_Activity list_:
(A) Reproduce the article about GAME's Christmas Tinner word for word, starting at "GAME has a shot" and ending at "they cost new.".
(B) In the article about GAME's Christmas Tinner, who is the product aimed at?

_Passage shown_:
GAME has a shot at relevancy with the Christmas Tinner, cursed festive food in a can
Remember GAME - that shop we used to buy video games from?
I fondly remember heading into those stores to search through the pre-owned section and uncover rare gems. That’s actually how I ended up playing Demon’s Souls for the first time.
There was a ritualistic quality to it: buying the game, getting on the bus, opening it up and reading the manual on the way back home. Remember manuals? This was all before GAME decided its best business plan was to fill the shop up with tacky Funko Pops and charge a fiver more for pre-owned games than they cost new.
Since it’s 2019, GAME’s new business plan is social media shares and internet outrage via the medium of food in a tin can. The Christmas Tinner is aimed at the “lazy gamer”, which seems a bit daft since a lazy gamer could probably order quite a nice meal from a local takeaway with a few clicks. Still no reason to actually visit GAME, then.

_Data extract_:
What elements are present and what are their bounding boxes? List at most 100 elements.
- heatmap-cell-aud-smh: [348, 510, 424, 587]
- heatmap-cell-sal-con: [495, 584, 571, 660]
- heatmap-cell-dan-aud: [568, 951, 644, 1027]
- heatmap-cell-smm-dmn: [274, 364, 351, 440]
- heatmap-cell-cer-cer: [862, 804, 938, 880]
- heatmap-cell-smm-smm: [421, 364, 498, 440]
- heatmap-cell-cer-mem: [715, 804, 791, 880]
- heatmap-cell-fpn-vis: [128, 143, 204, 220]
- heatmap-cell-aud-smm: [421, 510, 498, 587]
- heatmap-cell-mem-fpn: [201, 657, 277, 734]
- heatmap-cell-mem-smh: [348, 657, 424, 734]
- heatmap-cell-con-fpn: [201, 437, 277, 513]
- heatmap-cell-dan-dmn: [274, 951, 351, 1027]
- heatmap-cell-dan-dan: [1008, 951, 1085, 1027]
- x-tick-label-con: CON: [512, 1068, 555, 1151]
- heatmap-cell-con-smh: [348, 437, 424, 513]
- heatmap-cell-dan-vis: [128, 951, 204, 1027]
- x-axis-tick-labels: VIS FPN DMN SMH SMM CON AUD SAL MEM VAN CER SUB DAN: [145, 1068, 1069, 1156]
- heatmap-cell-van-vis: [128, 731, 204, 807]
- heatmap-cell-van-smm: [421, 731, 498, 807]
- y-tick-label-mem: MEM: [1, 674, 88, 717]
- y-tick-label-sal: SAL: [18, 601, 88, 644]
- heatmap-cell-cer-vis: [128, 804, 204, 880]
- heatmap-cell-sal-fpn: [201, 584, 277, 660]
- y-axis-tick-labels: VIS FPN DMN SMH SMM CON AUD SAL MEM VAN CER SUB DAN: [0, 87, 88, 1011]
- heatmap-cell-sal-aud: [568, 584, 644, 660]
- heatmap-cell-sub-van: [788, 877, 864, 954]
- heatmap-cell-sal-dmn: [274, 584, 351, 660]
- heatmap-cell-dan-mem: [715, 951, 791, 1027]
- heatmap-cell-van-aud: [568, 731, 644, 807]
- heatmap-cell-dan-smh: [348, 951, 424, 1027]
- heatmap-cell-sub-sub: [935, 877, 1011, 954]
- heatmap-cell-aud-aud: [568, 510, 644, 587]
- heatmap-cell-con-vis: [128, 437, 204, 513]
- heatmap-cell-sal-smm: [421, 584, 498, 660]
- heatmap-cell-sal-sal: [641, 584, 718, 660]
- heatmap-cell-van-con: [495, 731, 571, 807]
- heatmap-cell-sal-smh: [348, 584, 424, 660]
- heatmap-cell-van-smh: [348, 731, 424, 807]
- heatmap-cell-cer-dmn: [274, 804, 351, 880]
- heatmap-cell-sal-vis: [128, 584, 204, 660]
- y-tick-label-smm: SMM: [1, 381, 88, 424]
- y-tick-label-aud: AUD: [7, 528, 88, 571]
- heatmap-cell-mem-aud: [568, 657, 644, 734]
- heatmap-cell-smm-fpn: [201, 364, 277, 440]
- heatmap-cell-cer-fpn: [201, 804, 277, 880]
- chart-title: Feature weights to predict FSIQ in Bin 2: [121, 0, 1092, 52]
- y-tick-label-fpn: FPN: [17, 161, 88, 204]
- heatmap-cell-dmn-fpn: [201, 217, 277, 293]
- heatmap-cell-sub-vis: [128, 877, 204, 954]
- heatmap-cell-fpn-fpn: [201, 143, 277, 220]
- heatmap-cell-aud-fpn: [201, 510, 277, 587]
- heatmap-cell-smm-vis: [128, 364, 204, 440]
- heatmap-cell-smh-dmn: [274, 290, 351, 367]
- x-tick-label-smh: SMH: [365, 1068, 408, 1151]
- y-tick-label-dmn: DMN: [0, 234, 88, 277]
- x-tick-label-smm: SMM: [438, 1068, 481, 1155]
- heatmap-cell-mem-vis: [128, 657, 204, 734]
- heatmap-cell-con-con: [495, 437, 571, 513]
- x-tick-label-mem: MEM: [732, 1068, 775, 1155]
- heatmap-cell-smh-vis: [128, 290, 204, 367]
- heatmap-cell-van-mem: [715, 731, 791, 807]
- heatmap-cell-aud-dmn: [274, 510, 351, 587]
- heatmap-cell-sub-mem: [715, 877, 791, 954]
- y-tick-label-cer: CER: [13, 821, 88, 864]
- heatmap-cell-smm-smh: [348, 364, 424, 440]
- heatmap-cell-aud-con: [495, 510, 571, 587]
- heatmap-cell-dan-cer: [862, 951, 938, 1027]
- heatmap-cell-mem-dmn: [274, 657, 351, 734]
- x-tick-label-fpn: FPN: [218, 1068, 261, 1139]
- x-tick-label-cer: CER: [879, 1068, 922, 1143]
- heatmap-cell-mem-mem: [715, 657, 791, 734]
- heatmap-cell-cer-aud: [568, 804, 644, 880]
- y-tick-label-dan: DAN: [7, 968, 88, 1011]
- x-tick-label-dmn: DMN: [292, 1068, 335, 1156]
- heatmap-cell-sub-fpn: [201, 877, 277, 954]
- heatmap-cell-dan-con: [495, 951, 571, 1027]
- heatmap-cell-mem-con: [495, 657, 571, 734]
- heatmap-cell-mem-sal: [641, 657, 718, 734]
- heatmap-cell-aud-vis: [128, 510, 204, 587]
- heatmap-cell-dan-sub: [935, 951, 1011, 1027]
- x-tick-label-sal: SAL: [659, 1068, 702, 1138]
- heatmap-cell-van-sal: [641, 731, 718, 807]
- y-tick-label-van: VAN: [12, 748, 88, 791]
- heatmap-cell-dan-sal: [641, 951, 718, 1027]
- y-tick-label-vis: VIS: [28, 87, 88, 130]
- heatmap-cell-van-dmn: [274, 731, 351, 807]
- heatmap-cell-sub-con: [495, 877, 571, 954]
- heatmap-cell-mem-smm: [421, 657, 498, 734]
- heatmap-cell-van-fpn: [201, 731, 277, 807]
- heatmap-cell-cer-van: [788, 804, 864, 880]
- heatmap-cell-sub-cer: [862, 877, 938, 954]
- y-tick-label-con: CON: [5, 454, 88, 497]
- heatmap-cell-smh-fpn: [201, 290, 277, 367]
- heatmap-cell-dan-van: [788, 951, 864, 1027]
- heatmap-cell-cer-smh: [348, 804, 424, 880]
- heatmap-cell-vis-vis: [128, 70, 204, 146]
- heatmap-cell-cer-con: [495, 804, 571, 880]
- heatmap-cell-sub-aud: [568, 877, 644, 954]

_Exercise results_:
(A)
GAME has a shot at relevancy with the Christmas Tinner, cursed festive food in a can
Remember GAME - that shop we used to buy video games from?
I fondly remember heading into those stores to search through the pre-owned section and uncover rare gems. That’s actually how I ended up playing Demon’s Souls for the first time.
There was a ritualistic quality to it: buying the game, getting on the bus, opening it up and reading the manual on the way back home. Remember manuals? This was all before GAME decided its best business plan was to fill the shop up with tacky Funko Pops and charge a fiver more for pre-owned games than they cost new.

(B) The "lazy gamer."